EXERCISE GOAL: Copy, from the entries below, each line where the word "text" can be found.

===============

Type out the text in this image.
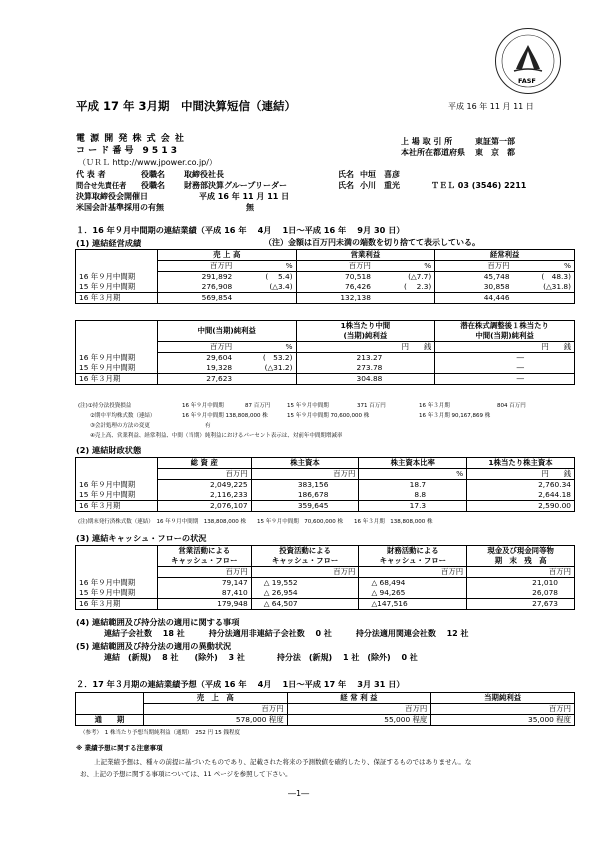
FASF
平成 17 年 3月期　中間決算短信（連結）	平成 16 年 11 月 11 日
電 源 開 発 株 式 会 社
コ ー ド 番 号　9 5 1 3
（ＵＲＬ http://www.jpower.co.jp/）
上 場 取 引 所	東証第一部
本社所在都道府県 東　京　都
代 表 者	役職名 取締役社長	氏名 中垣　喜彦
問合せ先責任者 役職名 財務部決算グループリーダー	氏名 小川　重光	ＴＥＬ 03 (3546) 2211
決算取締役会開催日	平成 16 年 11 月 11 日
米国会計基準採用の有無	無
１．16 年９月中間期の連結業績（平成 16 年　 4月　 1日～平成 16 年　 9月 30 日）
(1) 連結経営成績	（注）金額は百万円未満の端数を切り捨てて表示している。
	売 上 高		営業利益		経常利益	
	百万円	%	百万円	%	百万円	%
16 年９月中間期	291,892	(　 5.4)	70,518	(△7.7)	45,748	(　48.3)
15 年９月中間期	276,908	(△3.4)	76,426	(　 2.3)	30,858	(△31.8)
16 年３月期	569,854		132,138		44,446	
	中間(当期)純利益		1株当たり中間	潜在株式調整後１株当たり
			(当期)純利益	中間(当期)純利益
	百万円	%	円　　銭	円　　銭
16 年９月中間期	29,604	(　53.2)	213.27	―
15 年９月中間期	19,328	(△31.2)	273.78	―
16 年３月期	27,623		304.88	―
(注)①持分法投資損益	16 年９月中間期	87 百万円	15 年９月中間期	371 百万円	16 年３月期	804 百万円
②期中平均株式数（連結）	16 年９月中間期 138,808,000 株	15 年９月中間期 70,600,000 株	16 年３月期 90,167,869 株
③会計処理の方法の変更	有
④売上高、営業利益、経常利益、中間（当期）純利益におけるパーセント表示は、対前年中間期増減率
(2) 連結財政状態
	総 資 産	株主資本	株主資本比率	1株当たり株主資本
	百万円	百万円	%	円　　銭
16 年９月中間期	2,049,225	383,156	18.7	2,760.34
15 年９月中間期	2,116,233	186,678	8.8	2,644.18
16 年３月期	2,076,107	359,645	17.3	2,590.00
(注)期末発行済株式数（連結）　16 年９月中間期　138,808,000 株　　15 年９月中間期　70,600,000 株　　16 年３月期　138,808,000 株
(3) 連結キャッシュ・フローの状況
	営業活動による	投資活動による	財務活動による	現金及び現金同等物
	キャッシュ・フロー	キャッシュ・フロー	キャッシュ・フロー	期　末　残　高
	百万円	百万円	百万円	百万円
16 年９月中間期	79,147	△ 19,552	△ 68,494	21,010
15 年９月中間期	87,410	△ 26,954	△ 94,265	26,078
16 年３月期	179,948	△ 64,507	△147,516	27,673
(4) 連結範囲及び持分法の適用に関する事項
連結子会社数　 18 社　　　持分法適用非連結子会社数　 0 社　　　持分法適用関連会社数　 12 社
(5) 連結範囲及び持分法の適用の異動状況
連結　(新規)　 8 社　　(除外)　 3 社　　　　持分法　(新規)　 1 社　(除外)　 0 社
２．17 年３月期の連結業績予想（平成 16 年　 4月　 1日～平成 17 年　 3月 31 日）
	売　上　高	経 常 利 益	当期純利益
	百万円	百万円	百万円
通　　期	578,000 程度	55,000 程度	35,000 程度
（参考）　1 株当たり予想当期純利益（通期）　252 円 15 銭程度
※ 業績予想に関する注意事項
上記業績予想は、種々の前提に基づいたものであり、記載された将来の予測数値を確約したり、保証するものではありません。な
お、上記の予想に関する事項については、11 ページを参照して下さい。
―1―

===============

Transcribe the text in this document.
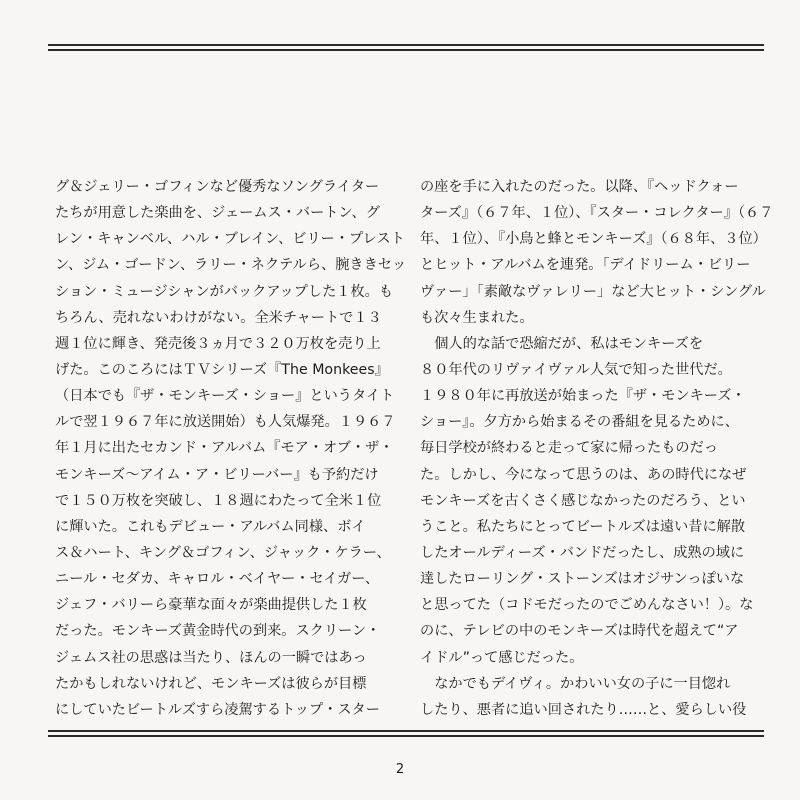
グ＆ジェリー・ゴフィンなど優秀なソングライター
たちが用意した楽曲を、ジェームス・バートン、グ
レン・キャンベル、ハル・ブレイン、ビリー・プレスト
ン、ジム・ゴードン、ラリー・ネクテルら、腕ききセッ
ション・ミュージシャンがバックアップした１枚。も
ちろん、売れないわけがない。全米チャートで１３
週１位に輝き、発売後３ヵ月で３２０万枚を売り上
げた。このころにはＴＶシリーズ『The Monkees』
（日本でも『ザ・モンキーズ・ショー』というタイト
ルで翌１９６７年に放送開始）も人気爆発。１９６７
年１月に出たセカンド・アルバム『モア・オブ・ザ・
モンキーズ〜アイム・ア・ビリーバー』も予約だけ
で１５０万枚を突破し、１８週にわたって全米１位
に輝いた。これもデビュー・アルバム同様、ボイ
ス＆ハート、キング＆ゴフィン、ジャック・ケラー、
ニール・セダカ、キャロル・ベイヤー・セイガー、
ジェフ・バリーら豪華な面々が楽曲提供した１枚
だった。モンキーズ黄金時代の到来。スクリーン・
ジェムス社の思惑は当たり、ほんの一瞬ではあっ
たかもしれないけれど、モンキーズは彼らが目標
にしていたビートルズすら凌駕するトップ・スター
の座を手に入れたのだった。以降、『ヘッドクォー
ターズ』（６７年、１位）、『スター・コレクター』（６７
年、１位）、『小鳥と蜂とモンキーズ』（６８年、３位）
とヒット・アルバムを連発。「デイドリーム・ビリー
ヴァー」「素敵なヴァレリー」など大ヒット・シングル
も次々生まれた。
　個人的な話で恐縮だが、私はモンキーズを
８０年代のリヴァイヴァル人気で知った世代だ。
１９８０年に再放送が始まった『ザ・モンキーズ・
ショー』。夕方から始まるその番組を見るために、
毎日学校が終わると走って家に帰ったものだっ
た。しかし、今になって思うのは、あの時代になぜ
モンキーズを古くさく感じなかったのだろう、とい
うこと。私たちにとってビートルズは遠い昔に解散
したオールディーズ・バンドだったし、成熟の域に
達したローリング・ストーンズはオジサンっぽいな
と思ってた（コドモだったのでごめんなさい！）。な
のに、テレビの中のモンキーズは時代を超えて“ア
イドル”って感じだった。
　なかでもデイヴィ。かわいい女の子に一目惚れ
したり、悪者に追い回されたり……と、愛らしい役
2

===============

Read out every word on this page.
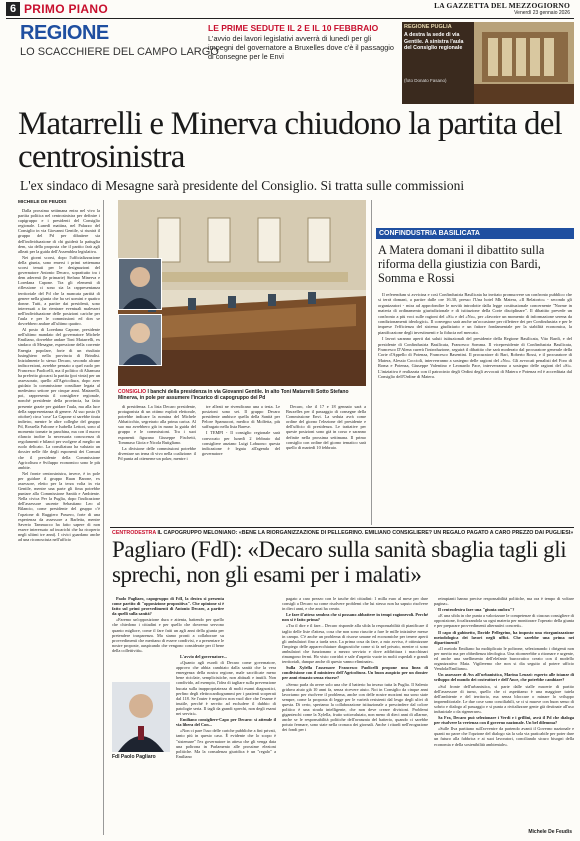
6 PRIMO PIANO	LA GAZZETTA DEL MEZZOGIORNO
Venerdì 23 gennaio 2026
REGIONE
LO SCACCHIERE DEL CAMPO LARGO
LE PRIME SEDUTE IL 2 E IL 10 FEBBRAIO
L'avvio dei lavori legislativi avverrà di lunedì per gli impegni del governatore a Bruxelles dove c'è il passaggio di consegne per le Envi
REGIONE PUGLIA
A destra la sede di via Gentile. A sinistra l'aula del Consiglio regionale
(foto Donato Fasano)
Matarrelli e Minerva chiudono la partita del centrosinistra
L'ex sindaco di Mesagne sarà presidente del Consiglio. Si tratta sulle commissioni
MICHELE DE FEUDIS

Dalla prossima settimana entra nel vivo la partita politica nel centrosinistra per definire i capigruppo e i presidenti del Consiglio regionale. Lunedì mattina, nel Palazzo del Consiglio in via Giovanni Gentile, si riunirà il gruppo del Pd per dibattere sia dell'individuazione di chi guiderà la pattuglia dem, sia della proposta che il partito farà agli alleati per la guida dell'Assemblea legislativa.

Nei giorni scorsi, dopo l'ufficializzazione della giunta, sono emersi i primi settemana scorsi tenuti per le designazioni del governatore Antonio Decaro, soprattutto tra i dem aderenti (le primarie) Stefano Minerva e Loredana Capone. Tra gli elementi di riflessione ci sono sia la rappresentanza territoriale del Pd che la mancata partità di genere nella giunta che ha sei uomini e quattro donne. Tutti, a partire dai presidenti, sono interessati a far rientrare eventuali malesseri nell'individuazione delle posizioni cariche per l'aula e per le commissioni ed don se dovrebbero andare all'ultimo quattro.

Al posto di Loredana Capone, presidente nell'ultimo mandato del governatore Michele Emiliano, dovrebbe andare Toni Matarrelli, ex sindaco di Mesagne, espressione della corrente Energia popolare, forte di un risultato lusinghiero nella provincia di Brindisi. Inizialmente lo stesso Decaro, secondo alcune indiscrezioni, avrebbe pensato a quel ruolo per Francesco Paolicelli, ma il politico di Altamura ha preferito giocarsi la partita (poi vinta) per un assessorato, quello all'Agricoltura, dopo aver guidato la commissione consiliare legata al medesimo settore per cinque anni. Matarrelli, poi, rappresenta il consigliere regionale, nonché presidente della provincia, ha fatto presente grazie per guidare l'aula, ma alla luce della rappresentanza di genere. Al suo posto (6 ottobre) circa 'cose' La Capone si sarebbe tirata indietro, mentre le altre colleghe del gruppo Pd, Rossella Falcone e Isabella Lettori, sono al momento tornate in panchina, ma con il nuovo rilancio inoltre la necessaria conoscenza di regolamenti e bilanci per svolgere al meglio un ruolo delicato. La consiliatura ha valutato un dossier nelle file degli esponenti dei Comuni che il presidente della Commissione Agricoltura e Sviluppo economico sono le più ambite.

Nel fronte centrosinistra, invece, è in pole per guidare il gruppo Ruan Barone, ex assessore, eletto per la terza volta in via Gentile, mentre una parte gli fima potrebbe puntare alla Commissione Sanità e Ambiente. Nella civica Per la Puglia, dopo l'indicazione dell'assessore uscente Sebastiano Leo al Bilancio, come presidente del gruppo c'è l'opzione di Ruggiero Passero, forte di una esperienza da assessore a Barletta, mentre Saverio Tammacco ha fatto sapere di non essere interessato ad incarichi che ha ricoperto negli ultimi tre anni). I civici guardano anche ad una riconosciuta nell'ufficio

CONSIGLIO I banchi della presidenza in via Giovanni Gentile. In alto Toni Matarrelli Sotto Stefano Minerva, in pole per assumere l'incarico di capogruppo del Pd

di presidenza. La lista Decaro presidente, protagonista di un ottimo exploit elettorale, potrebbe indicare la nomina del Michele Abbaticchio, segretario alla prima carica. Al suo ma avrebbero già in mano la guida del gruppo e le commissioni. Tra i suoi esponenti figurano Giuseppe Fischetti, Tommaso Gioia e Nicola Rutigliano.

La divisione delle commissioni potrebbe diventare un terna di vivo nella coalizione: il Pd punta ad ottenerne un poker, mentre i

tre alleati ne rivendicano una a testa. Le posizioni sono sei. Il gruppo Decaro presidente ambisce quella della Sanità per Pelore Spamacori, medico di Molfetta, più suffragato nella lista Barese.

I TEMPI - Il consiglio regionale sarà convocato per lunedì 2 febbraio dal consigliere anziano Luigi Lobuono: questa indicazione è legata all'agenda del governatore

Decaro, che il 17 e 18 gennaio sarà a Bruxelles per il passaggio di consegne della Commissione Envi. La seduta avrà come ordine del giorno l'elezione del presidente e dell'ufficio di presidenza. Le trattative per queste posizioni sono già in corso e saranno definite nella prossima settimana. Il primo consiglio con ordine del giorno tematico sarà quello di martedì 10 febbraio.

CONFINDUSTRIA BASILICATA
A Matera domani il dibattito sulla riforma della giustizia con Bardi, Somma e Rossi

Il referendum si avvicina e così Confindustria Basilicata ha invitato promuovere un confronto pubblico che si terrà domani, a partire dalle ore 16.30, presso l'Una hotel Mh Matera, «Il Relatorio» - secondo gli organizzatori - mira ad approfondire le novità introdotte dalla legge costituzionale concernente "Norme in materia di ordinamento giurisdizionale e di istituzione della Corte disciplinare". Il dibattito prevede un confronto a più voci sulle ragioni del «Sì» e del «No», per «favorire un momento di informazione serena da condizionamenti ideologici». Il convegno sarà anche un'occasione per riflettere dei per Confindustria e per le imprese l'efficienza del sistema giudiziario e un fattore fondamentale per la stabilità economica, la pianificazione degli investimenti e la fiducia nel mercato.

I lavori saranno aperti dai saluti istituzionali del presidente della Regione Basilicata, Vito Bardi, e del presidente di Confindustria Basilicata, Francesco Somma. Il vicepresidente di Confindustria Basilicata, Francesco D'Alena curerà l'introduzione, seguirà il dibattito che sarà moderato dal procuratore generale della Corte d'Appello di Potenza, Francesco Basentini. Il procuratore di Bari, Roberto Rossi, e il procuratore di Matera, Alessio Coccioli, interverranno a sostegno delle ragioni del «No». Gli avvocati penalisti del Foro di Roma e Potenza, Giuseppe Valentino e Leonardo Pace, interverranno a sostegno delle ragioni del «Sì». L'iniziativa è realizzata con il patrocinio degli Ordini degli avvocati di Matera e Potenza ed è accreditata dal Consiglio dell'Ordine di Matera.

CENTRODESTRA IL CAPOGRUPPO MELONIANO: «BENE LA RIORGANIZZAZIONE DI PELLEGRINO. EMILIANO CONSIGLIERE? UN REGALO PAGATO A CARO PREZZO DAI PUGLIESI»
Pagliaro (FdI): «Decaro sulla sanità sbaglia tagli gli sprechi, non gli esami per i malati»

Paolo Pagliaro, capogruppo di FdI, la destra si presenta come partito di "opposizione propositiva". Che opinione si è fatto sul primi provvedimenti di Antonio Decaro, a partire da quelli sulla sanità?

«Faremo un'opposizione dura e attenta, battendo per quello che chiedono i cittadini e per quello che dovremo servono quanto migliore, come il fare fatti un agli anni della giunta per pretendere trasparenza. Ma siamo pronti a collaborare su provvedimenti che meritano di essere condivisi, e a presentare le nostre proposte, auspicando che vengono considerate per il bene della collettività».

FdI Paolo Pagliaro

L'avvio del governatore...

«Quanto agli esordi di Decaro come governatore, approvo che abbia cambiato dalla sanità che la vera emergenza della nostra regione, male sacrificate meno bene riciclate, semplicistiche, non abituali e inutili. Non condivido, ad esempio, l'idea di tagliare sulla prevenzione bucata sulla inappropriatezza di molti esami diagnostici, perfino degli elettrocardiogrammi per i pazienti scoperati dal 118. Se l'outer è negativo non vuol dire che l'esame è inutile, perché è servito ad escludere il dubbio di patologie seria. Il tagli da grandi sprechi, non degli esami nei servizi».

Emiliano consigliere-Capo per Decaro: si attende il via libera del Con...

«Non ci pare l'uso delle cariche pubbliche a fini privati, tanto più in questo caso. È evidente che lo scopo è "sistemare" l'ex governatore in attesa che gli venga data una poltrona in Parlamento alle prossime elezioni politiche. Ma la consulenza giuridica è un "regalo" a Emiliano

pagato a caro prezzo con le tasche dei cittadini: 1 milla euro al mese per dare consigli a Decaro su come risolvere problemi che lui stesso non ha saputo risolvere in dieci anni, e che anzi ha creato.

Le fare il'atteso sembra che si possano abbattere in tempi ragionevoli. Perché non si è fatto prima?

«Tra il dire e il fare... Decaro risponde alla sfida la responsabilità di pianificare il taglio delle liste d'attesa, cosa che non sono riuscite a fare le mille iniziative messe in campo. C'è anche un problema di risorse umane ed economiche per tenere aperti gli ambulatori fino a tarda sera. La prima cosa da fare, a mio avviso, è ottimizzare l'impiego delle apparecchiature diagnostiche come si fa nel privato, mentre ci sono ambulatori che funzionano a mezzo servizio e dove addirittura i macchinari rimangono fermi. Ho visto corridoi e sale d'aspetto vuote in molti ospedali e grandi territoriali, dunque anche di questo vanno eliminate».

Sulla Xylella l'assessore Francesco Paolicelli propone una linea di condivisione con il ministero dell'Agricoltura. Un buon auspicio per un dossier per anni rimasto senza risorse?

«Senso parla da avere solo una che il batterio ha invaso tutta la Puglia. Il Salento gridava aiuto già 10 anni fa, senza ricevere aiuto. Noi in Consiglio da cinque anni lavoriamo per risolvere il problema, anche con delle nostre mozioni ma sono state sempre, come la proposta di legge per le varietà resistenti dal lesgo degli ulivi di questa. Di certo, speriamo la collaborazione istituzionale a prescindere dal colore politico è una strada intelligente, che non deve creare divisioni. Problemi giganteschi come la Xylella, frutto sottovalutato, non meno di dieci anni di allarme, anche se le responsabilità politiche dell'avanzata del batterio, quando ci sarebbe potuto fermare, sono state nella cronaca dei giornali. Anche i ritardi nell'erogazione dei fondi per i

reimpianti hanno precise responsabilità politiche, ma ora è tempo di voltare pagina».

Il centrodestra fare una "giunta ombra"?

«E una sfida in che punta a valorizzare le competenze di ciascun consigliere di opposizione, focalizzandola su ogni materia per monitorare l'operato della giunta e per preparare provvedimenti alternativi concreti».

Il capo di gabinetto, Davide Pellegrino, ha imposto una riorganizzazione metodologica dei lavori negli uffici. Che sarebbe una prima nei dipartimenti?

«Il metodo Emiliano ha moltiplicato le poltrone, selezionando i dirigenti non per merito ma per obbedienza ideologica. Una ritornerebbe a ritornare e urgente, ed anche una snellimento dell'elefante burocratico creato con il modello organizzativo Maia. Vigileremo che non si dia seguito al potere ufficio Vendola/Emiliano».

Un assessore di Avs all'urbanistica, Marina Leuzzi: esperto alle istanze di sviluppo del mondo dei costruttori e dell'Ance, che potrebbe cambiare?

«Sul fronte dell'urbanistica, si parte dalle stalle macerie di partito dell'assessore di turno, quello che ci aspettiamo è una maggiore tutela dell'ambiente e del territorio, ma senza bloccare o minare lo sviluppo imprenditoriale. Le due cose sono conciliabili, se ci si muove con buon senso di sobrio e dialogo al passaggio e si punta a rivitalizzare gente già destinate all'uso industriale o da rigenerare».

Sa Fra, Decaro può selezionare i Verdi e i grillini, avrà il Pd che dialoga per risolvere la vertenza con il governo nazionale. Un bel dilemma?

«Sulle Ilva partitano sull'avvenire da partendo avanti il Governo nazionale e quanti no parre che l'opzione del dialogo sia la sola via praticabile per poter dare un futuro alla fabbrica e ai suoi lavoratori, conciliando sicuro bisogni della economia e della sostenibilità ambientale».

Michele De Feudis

===============

SOLUTION TO THIS EXERCISE:
Type out the text in this image.
Transcribe the text in this document.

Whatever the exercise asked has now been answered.